Problem details:
Copy each line below in which the string "this" occurs.

Entries provided:
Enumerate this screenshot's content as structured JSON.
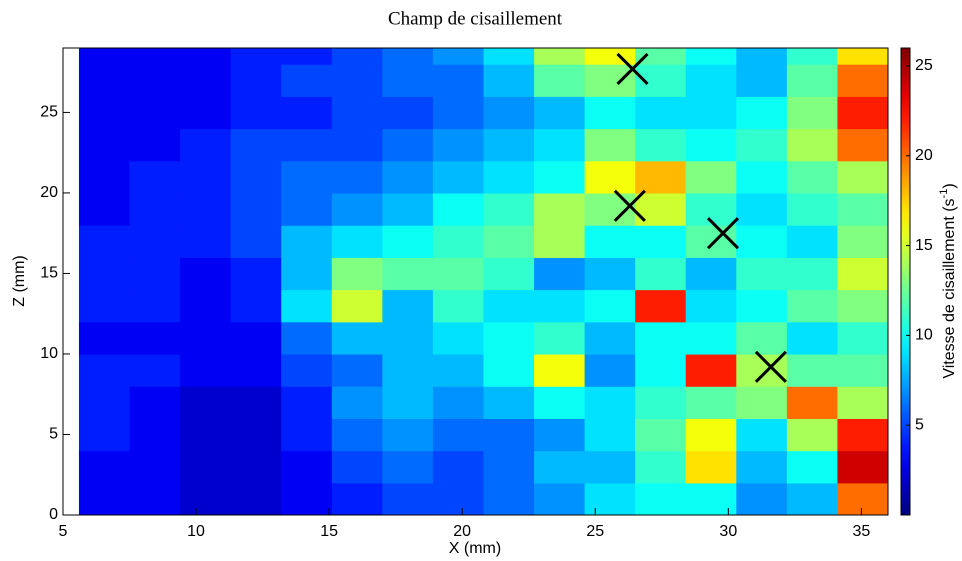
{
  "chart_data": {
    "type": "heatmap",
    "title": "Champ de cisaillement",
    "xlabel": "X (mm)",
    "ylabel": "Z (mm)",
    "colorbar_label": {
      "text": "Vitesse de cisaillement (s",
      "sup": "-1",
      "close": ")"
    },
    "colormap": "jet",
    "x": [
      6.55,
      8.45,
      10.35,
      12.25,
      14.15,
      16.05,
      17.95,
      19.85,
      21.75,
      23.65,
      25.55,
      27.45,
      29.35,
      31.25,
      33.15,
      35.05
    ],
    "y": [
      1,
      3,
      5,
      7,
      9,
      11,
      13,
      15,
      17,
      19,
      21,
      23,
      25,
      27,
      29
    ],
    "values": [
      [
        3,
        3,
        2,
        2,
        3,
        4,
        5,
        5,
        6,
        7,
        9,
        10,
        10,
        7,
        8,
        20
      ],
      [
        3,
        3,
        2,
        2,
        3,
        5,
        6,
        5,
        6,
        8,
        8,
        11,
        17,
        8,
        10,
        24
      ],
      [
        4,
        3,
        2,
        2,
        4,
        6,
        7,
        6,
        6,
        7,
        9,
        12,
        16,
        9,
        14,
        22
      ],
      [
        4,
        3,
        2,
        2,
        4,
        7,
        8,
        7,
        8,
        10,
        9,
        11,
        12,
        13,
        20,
        14
      ],
      [
        4,
        4,
        3,
        3,
        5,
        6,
        8,
        8,
        10,
        16,
        7,
        10,
        22,
        14,
        12,
        12
      ],
      [
        3,
        3,
        3,
        3,
        6,
        8,
        8,
        9,
        10,
        11,
        8,
        10,
        10,
        12,
        9,
        11
      ],
      [
        4,
        4,
        3,
        4,
        9,
        15,
        8,
        11,
        9,
        9,
        10,
        22,
        9,
        10,
        12,
        13
      ],
      [
        4,
        4,
        3,
        4,
        8,
        13,
        12,
        12,
        11,
        7,
        8,
        11,
        8,
        11,
        11,
        15
      ],
      [
        4,
        4,
        4,
        5,
        8,
        9,
        10,
        11,
        12,
        14,
        10,
        10,
        12,
        10,
        9,
        13
      ],
      [
        3,
        4,
        4,
        5,
        6,
        7,
        8,
        10,
        11,
        14,
        13,
        15,
        11,
        9,
        11,
        12
      ],
      [
        3,
        4,
        4,
        5,
        6,
        6,
        7,
        8,
        9,
        10,
        16,
        18,
        13,
        10,
        12,
        14
      ],
      [
        3,
        3,
        4,
        5,
        5,
        5,
        6,
        7,
        8,
        9,
        13,
        11,
        10,
        11,
        14,
        20
      ],
      [
        3,
        3,
        3,
        4,
        4,
        5,
        5,
        6,
        7,
        8,
        10,
        9,
        9,
        10,
        13,
        22
      ],
      [
        3,
        3,
        3,
        4,
        5,
        5,
        6,
        6,
        8,
        12,
        13,
        11,
        9,
        8,
        12,
        20
      ],
      [
        3,
        3,
        3,
        4,
        4,
        5,
        6,
        7,
        9,
        14,
        16,
        12,
        10,
        8,
        11,
        17
      ]
    ],
    "markers": {
      "x": [
        26.4,
        26.3,
        29.8,
        31.6
      ],
      "y": [
        27.7,
        19.2,
        17.5,
        9.2
      ],
      "color": "#000000"
    },
    "xlim": [
      5,
      36
    ],
    "ylim": [
      0,
      29
    ],
    "xticks": [
      5,
      10,
      15,
      20,
      25,
      30,
      35
    ],
    "yticks": [
      0,
      5,
      10,
      15,
      20,
      25
    ],
    "clim": [
      0,
      26
    ],
    "cticks": [
      5,
      10,
      15,
      20,
      25
    ]
  }
}
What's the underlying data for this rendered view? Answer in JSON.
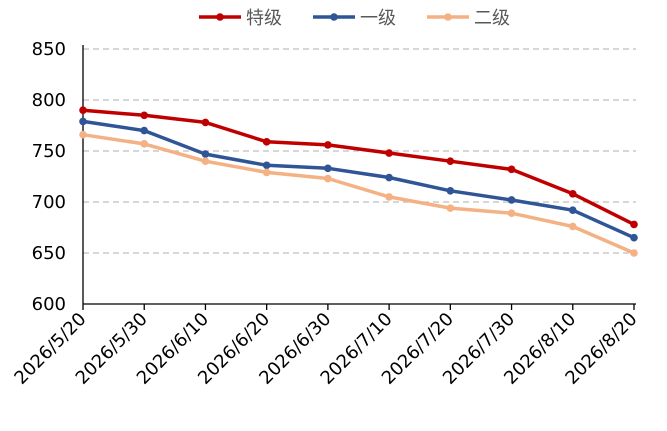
{
  "chart_data": {
    "type": "line",
    "title": "",
    "xlabel": "",
    "ylabel": "",
    "x": [
      "2026/5/20",
      "2026/5/30",
      "2026/6/10",
      "2026/6/20",
      "2026/6/30",
      "2026/7/10",
      "2026/7/20",
      "2026/7/30",
      "2026/8/10",
      "2026/8/20"
    ],
    "ylim": [
      600,
      850
    ],
    "yticks": [
      600,
      650,
      700,
      750,
      800,
      850
    ],
    "grid": true,
    "legend_position": "top",
    "series": [
      {
        "name": "特级",
        "color": "#C00000",
        "values": [
          790,
          785,
          778,
          759,
          756,
          748,
          740,
          732,
          708,
          678
        ]
      },
      {
        "name": "一级",
        "color": "#2F5597",
        "values": [
          779,
          770,
          747,
          736,
          733,
          724,
          711,
          702,
          692,
          665
        ]
      },
      {
        "name": "二级",
        "color": "#F4B183",
        "values": [
          766,
          757,
          740,
          729,
          723,
          705,
          694,
          689,
          676,
          650
        ]
      }
    ]
  }
}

The reply:
Enumerate this screenshot's content as structured JSON.
What's the underlying data for this rendered view? Answer in JSON.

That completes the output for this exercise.